DOCUMENT TEXT:
-=-=-
Title lenders set for BOS decision June 26

During a meeting last month of Chesterfield’s Planning Commission, four auto title lending cases were approved. The five member commission reviewed the conditional-use requests, for vehicle-lenders before they will be considered by the Board of Supervisors (BOS) on June 26.

The BOS will consider these requests as conditional-use cases due to a new ordinance amendment that allows loans secured by ones vehicle title. Supervisors have never approved any type of check cashing establishment, motor vehicle title lender, pawnbroker, payday lender or precious metals dealer in the county in the past until recently, when a new ordinance amendment was put into play.

The locations of the title lenders is of particular interest. Two would be located in the Bermuda District on Jefferson Davis Highway, separated by 1.1 miles. The ordinance states that one mile is the closest these lenders can be. One of what many call predatory lenders, Title Max, is asking for permission to locate in the now vacant 7-Eleven at the corner of Jefferson Davis Highway and Osborne Road. Another would be located in the Panera Bread strip center. Two others would be located on Midlothian Turnpike.

“The concerns that I have heard are relative to the business model; that some of these establishments are rather garish and obtrusive,” said Dale Patton, Bermuda District Planning Commissioner. “But I think staff has done [followed guidelines] as far as the proffered conditions pertaining to this case. This is an abandoned 7-Eleven on the Jefferson Davis corridor and any activity is good, and we have boxed these AFIs the best we can.”

Dana Wiggins of the Virginia Poverty Law Center (VPLC), said she hopes that the way Chesterfield has crafted their ordinance will limit the number of alternative financial institutions (AFI) in the county. At an interest rate (APR) of 220 percent the maximum according to Virginia law, Wiggins said lenders typically get real close to what the law states.

“In our opinion, not having one of these lenders right around the corner makes a person less likely to use one,” Ms. Wiggins said. “Some will drive out of the area to make a loan in another area just to avoid embarrassment.”

The VPLC runs a hotline, which receives calls related to people who have gotten in trouble borrowing at a title loan lender. Wiggins cited a particular case in which a woman made a small loan and then lost her job. She continued to make payments, although not full payments, and intended to repay the loan with her income tax check. After losing her job she began to rack up interest charges and called the center to ask how to get out of financial trouble.

Wiggins added that “These types of lenders are not good for the businesses around them. An employee who has to worry about how to pay back a high-interest loan is likely to be distracted [during their workday].”
-=-=-
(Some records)
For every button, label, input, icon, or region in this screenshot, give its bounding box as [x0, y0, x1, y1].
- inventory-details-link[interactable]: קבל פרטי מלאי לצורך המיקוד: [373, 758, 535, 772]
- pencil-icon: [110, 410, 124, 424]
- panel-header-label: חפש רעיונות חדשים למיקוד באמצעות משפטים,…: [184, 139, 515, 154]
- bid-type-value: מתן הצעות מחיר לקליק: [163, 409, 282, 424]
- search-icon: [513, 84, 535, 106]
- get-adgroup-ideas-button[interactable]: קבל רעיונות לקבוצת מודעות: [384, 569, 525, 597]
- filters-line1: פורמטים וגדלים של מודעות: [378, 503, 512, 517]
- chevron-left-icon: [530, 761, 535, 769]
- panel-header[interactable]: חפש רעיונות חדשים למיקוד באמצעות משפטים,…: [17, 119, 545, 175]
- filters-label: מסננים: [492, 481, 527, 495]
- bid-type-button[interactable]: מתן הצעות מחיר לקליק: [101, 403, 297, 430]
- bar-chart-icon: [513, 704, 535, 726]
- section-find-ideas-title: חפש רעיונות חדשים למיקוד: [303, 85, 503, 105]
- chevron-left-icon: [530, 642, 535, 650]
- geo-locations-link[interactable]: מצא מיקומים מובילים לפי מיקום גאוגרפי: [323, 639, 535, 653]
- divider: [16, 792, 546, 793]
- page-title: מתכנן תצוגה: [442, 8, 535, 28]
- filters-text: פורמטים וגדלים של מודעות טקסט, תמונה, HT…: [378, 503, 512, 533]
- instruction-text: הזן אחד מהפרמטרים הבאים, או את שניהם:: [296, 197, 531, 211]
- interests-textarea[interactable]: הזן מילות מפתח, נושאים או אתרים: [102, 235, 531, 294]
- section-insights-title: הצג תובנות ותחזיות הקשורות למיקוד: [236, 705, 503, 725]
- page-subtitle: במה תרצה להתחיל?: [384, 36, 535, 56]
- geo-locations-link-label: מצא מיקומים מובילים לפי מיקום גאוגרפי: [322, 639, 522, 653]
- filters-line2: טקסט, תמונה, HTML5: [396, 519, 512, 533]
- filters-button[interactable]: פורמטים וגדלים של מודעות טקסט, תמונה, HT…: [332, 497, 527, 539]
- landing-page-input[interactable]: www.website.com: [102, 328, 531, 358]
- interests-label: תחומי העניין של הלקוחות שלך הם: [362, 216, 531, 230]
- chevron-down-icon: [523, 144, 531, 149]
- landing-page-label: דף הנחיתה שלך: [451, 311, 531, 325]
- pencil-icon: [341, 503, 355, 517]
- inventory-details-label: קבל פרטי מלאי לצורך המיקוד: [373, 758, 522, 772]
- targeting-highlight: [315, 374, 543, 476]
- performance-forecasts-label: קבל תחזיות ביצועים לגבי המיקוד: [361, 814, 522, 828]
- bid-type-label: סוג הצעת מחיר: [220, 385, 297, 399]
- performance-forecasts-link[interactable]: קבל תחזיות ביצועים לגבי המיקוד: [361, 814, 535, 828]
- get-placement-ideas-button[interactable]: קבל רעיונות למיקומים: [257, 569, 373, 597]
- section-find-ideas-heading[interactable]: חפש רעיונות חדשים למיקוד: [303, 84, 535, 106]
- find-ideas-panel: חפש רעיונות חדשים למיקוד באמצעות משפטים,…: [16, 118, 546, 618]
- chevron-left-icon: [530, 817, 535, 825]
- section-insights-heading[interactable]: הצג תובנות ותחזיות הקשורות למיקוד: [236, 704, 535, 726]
-=-=-
PROBLEM STATEMENT: Reproduce the stretch of the title lenders article from "The BOS will" through "put into play.", swapping "ordinance amendment" for "zoning change" wherever it occurs.

REPLY TO THE EXERCISE:
The BOS will consider these requests as conditional-use cases due to a new zoning change that allows loans secured by ones vehicle title. Supervisors have never approved any type of check cashing establishment, motor vehicle title lender, pawnbroker, payday lender or precious metals dealer in the county in the past until recently, when a new zoning change was put into play.